[Start of ROWS]

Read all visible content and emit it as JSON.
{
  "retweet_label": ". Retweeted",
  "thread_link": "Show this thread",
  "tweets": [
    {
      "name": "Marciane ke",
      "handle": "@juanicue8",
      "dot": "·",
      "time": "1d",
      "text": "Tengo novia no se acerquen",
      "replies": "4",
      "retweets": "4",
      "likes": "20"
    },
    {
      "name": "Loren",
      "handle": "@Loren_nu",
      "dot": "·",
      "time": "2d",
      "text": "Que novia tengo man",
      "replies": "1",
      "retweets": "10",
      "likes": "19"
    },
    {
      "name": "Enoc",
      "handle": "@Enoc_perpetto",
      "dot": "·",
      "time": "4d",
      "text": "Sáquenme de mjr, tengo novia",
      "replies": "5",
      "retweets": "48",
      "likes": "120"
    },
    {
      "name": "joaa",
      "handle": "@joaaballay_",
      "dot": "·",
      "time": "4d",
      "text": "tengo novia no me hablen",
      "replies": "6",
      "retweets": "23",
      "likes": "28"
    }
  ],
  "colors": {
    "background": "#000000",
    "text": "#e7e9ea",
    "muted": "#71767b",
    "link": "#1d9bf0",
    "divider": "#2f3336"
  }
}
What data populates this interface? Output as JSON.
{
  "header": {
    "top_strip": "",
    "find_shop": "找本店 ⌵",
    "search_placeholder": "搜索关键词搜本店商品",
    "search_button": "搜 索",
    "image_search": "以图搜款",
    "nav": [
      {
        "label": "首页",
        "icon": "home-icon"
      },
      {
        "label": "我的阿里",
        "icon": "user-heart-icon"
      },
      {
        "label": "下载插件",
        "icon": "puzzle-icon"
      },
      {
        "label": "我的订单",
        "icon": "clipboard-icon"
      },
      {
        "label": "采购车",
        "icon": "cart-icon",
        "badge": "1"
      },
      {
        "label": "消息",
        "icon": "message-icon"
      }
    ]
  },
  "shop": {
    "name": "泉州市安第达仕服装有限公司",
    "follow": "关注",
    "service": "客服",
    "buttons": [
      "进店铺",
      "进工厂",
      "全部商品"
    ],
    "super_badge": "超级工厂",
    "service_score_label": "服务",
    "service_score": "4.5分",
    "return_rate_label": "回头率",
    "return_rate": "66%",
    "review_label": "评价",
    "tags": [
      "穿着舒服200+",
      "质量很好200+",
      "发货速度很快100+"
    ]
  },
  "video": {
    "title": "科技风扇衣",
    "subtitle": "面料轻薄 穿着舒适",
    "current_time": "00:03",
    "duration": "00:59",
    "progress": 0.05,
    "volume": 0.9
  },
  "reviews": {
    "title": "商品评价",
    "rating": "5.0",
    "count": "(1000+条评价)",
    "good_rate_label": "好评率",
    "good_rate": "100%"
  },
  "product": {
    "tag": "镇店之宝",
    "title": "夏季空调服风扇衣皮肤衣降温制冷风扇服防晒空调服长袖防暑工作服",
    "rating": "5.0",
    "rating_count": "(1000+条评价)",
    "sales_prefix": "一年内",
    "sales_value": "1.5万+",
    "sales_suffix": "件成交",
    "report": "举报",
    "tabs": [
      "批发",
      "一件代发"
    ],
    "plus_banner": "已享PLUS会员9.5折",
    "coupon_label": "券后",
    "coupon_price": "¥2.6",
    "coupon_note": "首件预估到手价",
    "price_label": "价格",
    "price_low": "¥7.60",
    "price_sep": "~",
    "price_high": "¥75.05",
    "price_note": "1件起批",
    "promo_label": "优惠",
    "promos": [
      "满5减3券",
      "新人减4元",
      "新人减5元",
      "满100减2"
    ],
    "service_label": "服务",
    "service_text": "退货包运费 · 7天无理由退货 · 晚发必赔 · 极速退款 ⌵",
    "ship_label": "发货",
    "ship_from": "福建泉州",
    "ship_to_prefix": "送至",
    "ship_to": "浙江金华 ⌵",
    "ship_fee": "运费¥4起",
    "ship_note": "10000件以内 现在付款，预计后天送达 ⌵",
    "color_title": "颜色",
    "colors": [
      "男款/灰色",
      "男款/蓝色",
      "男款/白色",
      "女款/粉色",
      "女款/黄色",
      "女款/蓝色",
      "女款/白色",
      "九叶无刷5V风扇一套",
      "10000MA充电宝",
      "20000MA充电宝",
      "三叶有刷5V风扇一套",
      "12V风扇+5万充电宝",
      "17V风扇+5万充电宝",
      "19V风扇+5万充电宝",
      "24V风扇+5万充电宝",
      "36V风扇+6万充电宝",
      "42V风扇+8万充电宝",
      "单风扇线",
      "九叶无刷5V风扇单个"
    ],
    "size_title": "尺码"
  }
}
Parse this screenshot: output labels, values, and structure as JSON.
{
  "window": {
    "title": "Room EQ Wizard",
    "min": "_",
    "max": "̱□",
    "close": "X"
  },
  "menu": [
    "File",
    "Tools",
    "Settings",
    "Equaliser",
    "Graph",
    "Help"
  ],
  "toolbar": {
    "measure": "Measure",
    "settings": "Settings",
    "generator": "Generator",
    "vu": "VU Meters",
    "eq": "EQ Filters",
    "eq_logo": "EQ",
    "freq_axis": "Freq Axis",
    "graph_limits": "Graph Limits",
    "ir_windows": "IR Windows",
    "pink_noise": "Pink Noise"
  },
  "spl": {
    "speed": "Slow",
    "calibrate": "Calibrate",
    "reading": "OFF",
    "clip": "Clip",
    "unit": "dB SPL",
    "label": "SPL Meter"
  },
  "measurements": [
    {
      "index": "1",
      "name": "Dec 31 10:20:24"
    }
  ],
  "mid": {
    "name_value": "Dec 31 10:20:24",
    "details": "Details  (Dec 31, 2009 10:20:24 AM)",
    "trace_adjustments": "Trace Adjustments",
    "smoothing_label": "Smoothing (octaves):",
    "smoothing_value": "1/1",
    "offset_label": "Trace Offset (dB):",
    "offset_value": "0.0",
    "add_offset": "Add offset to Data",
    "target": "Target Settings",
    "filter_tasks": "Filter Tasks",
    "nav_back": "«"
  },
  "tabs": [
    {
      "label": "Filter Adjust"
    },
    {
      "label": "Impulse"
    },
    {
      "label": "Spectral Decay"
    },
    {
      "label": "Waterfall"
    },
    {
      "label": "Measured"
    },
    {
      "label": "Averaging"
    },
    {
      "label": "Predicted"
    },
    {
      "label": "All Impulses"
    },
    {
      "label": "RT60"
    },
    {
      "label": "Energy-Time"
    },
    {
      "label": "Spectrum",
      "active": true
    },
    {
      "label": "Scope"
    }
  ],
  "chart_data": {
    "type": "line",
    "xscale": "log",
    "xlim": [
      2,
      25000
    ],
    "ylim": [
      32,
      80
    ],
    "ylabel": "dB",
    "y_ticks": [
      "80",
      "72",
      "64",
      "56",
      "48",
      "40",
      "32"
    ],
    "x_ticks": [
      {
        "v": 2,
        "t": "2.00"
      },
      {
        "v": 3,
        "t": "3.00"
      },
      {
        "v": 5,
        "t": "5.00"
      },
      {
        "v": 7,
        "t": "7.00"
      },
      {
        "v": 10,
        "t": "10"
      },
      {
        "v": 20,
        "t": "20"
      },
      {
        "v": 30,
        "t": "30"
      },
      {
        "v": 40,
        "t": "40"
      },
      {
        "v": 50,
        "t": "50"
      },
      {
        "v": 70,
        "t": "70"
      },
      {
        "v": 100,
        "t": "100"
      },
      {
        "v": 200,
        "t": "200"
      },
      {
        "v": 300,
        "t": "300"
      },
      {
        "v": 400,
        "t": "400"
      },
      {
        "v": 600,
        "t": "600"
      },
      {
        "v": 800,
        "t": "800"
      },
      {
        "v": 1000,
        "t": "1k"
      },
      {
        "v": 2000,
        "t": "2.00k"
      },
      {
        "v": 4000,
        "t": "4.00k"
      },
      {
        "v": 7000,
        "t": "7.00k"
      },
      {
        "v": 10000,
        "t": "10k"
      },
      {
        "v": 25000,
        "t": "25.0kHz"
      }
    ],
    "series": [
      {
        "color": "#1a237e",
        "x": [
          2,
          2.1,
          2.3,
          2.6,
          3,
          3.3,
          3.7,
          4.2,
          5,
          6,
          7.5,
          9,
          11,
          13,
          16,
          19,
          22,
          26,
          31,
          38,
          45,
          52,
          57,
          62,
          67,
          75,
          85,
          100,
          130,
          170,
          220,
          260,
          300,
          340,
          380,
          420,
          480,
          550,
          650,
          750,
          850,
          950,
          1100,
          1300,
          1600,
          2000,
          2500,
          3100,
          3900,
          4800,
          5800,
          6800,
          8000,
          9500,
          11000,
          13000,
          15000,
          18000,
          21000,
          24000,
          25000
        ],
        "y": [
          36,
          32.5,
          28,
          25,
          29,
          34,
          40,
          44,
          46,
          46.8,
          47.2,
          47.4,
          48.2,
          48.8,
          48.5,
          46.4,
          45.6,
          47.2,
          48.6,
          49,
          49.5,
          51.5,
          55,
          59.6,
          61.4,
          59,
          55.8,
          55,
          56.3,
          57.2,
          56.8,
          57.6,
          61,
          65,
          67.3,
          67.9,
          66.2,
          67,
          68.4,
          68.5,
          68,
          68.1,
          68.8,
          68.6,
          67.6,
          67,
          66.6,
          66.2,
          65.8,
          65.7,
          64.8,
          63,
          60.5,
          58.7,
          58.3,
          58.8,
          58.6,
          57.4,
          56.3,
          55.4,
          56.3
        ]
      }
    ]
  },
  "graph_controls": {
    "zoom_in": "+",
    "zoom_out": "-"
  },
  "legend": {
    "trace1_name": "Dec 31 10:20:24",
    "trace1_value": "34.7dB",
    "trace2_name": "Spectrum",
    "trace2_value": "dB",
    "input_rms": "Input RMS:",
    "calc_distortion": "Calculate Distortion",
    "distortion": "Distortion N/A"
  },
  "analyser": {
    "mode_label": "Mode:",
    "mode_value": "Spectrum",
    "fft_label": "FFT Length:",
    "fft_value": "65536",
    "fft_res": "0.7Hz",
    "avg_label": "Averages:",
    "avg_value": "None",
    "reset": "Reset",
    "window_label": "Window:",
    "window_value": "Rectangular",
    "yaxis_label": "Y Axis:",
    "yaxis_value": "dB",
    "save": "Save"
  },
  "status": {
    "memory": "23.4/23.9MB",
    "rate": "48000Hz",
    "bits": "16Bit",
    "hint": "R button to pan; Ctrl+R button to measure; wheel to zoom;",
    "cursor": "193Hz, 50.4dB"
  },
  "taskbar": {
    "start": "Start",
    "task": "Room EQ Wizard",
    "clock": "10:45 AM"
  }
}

[End of ROWS]

| WORK TO BE COMPLETED |
List all lines in the material containing the string "JSON".

| OUTPUT BELOW |
Read all visible content and emit it as JSON.
What data populates this interface? Output as JSON.
Parse this screenshot: output labels, values, and structure as JSON.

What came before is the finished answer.